## [Document text]
/---

9 Secrets to First Dates for Men in Their 20’s That the Mainstream Media Does Not Want You To Know

A cursory look online will give young men a wide array of advice when it comes from dating, ranging from how to dress, the appropriate amount of eye contact to make during the date, and the etiquette when it comes to picking up the bill.

The one thing that it all has in common is that it is all a pysop.

In this article, we will debunk modern dating myths as we explain 9 fundamental tips that ensure a vibrant love life for all those who read. So, what are you waiting for, your table for 2 is below:

Tip #1: Dress to Impress

The above graph helps illustrate exactly what to wear, matching the caliber of venue to the caliber of jersey

This is a blanket question that does not have 1 clear answer, as fashion is not a one-size-fits all endeavor. I mean, where do you even begin?

You could wear a Vince Carter purple Raptors throwback, but what does that say about you? You have good taste, but you’re no different from the other guys. So you wear a DeMar DeRozan purple Raptors throwback, but what does that say about you? You’re trying too hard to be different. Plus, to the untrained eye, there isn’t much of a difference between the two and, depending on the restaurant, a Raptors throwback jersey wouldn’t be appropriate; a Philadelphia Eagles Kelly Green might be better suited.

\---

## [Stated task A]
From the listing, copy out the stretch from the line containing "- rule-tags: ⧉ Bundle ID ◍" through the line containing "- rule-group-toggle[interactable]: [239, 225, 257, 234]", keeping each line as it appears.
The article and the listing have no connection to each other.

## [Record set]
/---

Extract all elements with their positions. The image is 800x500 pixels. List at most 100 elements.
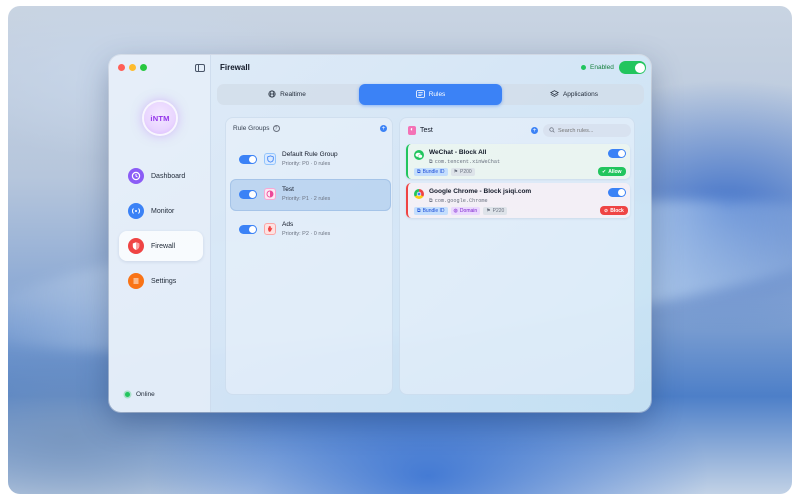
- rule-tags: ⧉ Bundle ID ◍ Domain ⚑ P220: [414, 207, 510, 215]
- tab-label: Applications: [562, 91, 599, 98]
- status-dot-icon: [581, 65, 586, 70]
- hand-icon: [264, 223, 276, 235]
- link-icon: ⧉: [429, 198, 433, 204]
- sidebar-item-monitor[interactable]: Monitor: [119, 196, 203, 226]
- tag-icon: ⧉: [417, 208, 421, 214]
- tab-rules[interactable]: Rules: [359, 84, 502, 105]
- tag-label: P220: [492, 208, 505, 214]
- tag-label: Bundle ID: [422, 169, 445, 175]
- rule-group-row[interactable]: Default Rule Group Priority: P0 · 0 rule…: [230, 144, 391, 176]
- rule-group-toggle[interactable]: [239, 225, 257, 234]
- tag-label: Domain: [459, 208, 478, 214]
- globe-icon: [268, 89, 276, 100]
- status-label: Online: [136, 391, 155, 398]
- tab-bar: Realtime Rules Applications: [217, 84, 644, 105]
- rule-card[interactable]: WeChat - Block All ⧉ com.tencent.xinWeCha…: [406, 144, 630, 179]
- rule-group-meta: Priority: P0 · 0 rules: [282, 161, 331, 167]
- check-icon: ✔: [602, 168, 607, 175]
- tag-priority: ⚑ P220: [483, 207, 508, 215]
- rule-identifier-text: com.tencent.xinWeChat: [434, 159, 501, 165]
- rule-group-row[interactable]: Test Priority: P1 · 2 rules: [230, 179, 391, 211]
- enabled-label: Enabled: [590, 64, 614, 71]
- rule-group-name: Ads: [282, 221, 294, 228]
- rule-action-badge: ⊘ Block: [600, 206, 628, 215]
- action-label: Allow: [608, 168, 622, 175]
- tag-label: P200: [460, 169, 472, 175]
- rule-identifier: ⧉ com.google.Chrome: [429, 198, 488, 205]
- globe-icon: ◍: [453, 208, 458, 214]
- rule-name: WeChat - Block All: [429, 149, 487, 156]
- zoom-window-button[interactable]: [140, 64, 147, 71]
- tag-domain: ◍ Domain: [450, 207, 481, 215]
- connection-status: Online: [125, 391, 155, 398]
- help-icon[interactable]: ?: [272, 125, 280, 132]
- tag-icon: ⧉: [417, 169, 421, 175]
- chrome-icon: [414, 189, 424, 199]
- add-rule-group-button[interactable]: +: [380, 125, 387, 132]
- rule-tags: ⧉ Bundle ID ⚑ P200: [414, 168, 478, 176]
- shield-icon: [128, 238, 144, 254]
- half-circle-icon: [264, 188, 276, 200]
- rule-group-name: Default Rule Group: [282, 151, 338, 158]
- page-title: Firewall: [220, 63, 250, 72]
- tag-bundle-id: ⧉ Bundle ID: [414, 207, 448, 215]
- flag-icon: ⚑: [453, 169, 459, 175]
- tab-label: Rules: [428, 91, 446, 98]
- rule-groups-panel: Rule Groups ? + Default Rule Group Prior…: [225, 117, 393, 395]
- list-icon: [128, 273, 144, 289]
- rule-toggle[interactable]: [608, 188, 626, 197]
- rule-groups-title: Rule Groups: [233, 125, 270, 132]
- rule-group-icon: ◐: [408, 126, 416, 135]
- rule-identifier-text: com.google.Chrome: [434, 198, 488, 204]
- layers-icon: [549, 89, 559, 100]
- tag-bundle-id: ⧉ Bundle ID: [414, 168, 448, 176]
- sidebar-item-label: Dashboard: [151, 172, 186, 180]
- sidebar-item-dashboard[interactable]: Dashboard: [119, 161, 203, 191]
- add-rule-button[interactable]: +: [531, 127, 538, 134]
- sidebar-item-label: Firewall: [151, 242, 176, 250]
- search-icon: [549, 126, 555, 135]
- wechat-icon: [414, 150, 424, 160]
- sidebar-item-firewall[interactable]: Firewall: [119, 231, 203, 261]
- rule-action-badge: ✔ Allow: [598, 167, 626, 176]
- desktop-wallpaper: iNTM Dashboard Monitor Firewall Settings…: [8, 6, 792, 494]
- rule-toggle[interactable]: [608, 149, 626, 158]
- flag-icon: ⚑: [486, 208, 491, 214]
- rule-group-name: Test: [282, 186, 294, 193]
- rule-identifier: ⧉ com.tencent.xinWeChat: [429, 159, 500, 166]
- block-icon: ⊘: [604, 207, 609, 214]
- status-dot-icon: [125, 392, 130, 397]
- signal-icon: [128, 203, 144, 219]
- sidebar-item-settings[interactable]: Settings: [119, 266, 203, 296]
- rule-group-row[interactable]: Ads Priority: P2 · 0 rules: [230, 214, 391, 246]
- avatar: iNTM: [144, 102, 176, 134]
- tag-label: Bundle ID: [422, 208, 445, 214]
- rule-name: Google Chrome - Block jsiqi.com: [429, 188, 532, 195]
- shield-icon: [264, 153, 276, 165]
- rules-panel: ◐ Test + WeChat - Block All ⧉com.tencent…: [399, 117, 635, 395]
- action-label: Block: [610, 207, 624, 214]
- sidebar-item-label: Monitor: [151, 207, 175, 215]
- tag-priority: ⚑ P200: [450, 168, 475, 176]
- tab-applications[interactable]: Applications: [504, 84, 644, 105]
- tab-realtime[interactable]: Realtime: [217, 84, 357, 105]
- rule-group-toggle[interactable]: [239, 190, 257, 199]
- clock-icon: [128, 168, 144, 184]
- list-icon: [415, 89, 425, 100]
- search-input[interactable]: [558, 127, 628, 134]
- rule-groups-header: Rule Groups ?: [233, 125, 280, 132]
- search-field[interactable]: [543, 124, 631, 137]
- tab-label: Realtime: [280, 91, 306, 98]
- rule-group-meta: Priority: P1 · 2 rules: [282, 196, 331, 202]
- rule-group-meta: Priority: P2 · 0 rules: [282, 231, 331, 237]
- rule-card[interactable]: Google Chrome - Block jsiqi.com ⧉ com.goo…: [406, 183, 630, 218]
- close-window-button[interactable]: [118, 64, 125, 71]
- rule-group-toggle[interactable]: [239, 155, 257, 164]
- app-window: iNTM Dashboard Monitor Firewall Settings…: [109, 55, 651, 412]
- sidebar-toggle-icon[interactable]: [195, 64, 205, 72]
- firewall-enabled-toggle[interactable]: [619, 61, 646, 74]
- minimize-window-button[interactable]: [129, 64, 136, 71]
- link-icon: ⧉: [429, 159, 433, 165]
- sidebar-item-label: Settings: [151, 277, 177, 285]
- firewall-status: Enabled: [581, 64, 614, 71]
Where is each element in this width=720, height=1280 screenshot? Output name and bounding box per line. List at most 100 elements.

\---

## [Stated task B]
Answer these questions about the first-date article:
(i) How many tips does the article say it will explain?
(ii) What is the title of Tip #1?
(iii) Depending on the restaurant, which jersey might be better suited than a Raptors throwback?

## [Worked solution A]
- rule-tags: ⧉ Bundle ID ◍ Domain ⚑ P220: [414, 207, 510, 215]
- tab-label: Applications: [562, 91, 599, 98]
- status-dot-icon: [581, 65, 586, 70]
- hand-icon: [264, 223, 276, 235]
- link-icon: ⧉: [429, 198, 433, 204]
- sidebar-item-monitor[interactable]: Monitor: [119, 196, 203, 226]
- tag-icon: ⧉: [417, 208, 421, 214]
- tab-rules[interactable]: Rules: [359, 84, 502, 105]
- tag-label: P220: [492, 208, 505, 214]
- tag-label: Bundle ID: [422, 169, 445, 175]
- rule-group-row[interactable]: Default Rule Group Priority: P0 · 0 rule…: [230, 144, 391, 176]
- rule-group-toggle[interactable]: [239, 225, 257, 234]

## [Worked solution B]
(i) 9
(ii) Dress to Impress
(iii) A Philadelphia Eagles Kelly Green